Locate each line containing the string "유효수량" and copy it out.
----- EXTRACTED DATA -----
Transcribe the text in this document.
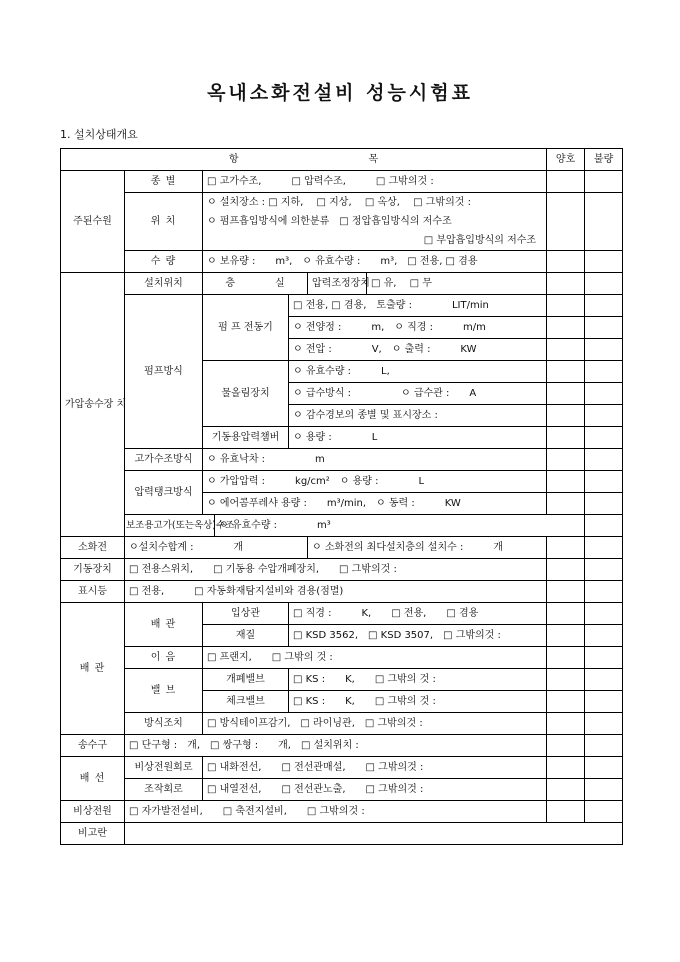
옥내소화전설비 성능시험표
1. 설치상태개요
항 목							양호	불량	
주된수원	종 별	□ 고가수조,　　　□ 압력수조,　　　□ 그밖의것 :							
	위 치	ㅇ 설치장소 : □ 지하,　 □ 지상,　 □ 옥상,　 □ 그밖의것 :
ㅇ 펌프흡입방식에 의한분류　□ 정압흡입방식의 저수조
□ 부압흡입방식의 저수조							

	수 량	ㅇ 보유량 :　　m³,　ㅇ 유효수량 :　　m³,　□ 전용, □ 겸용							
가압송수장 치	설치위치	층　　　　실			압력조정장치	□ 유,　 □ 무			
	펌프방식	펌 프 전동기		□ 전용, □ 겸용,　토출량 :　　　　LIT/min					
				ㅇ 전양정 :　　　m,　ㅇ 직경 :　　　m/m					
				ㅇ 전압 :　　　　V,　ㅇ 출력 :　　　KW					
		물올림장치		ㅇ 유효수량 :　　　L,					
				ㅇ 급수방식 :　　　　　ㅇ 급수관 :　　A					
				ㅇ 감수경보의 종별 및 표시장소 :					
		기동용압력챔버		ㅇ 용량 :　　　　L					
	고가수조방식	ㅇ 유효낙차 :　　　　　m							
	압력탱크방식	ㅇ 가압압력 :　　　kg/cm²　ㅇ 용량 :　　　　L							
		ㅇ 에어콤푸레샤 용량 :　　m³/min,　ㅇ 동력 :　　　KW							
	보조용고가(또는옥상)수조		ㅇ 유효수량 :　　　　m³						
소화전	ㅇ설치수합계 :　　　　개				ㅇ 소화전의 최다설치층의 설치수 :　　　개				
기동장치	□ 전용스위치,　　□ 기동용 수압개폐장치,　　□ 그밖의것 :								
표시등	□ 전용,　　　□ 자동화재탐지설비와 겸용(점멸)								
배 관	배 관	입상관		□ 직경 :　　　K,　　□ 전용,　　□ 겸용					
		재질		□ KSD 3562,　□ KSD 3507,　□ 그밖의것 :					
	이 음	□ 프랜지,　　□ 그밖의 것 :							
	밸 브	개폐밸브		□ KS :　　K,　　□ 그밖의 것 :					
		체크밸브		□ KS :　　K,　　□ 그밖의 것 :					
	방식조치	□ 방식테이프감기,　□ 라이닝관,　□ 그밖의것 :							
송수구	□ 단구형 :　개,　□ 쌍구형 :　　개,　□ 설치위치 :								
배 선	비상전원회로	□ 내화전선,　　□ 전선관매설,　　□ 그밖의것 :							
	조작회로	□ 내열전선,　　□ 전선관노출,　　□ 그밖의것 :							
비상전원	□ 자가발전설비,　　□ 축전지설비,　　□ 그밖의것 :								
비고란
-----
ANSWER TO THE TASK ▸
	수 량	ㅇ 보유량 :　　m³,　ㅇ 유효수량 :　　m³,　□ 전용, □ 겸용							
		물올림장치		ㅇ 유효수량 :　　　L,					
	보조용고가(또는옥상)수조		ㅇ 유효수량 :　　　　m³						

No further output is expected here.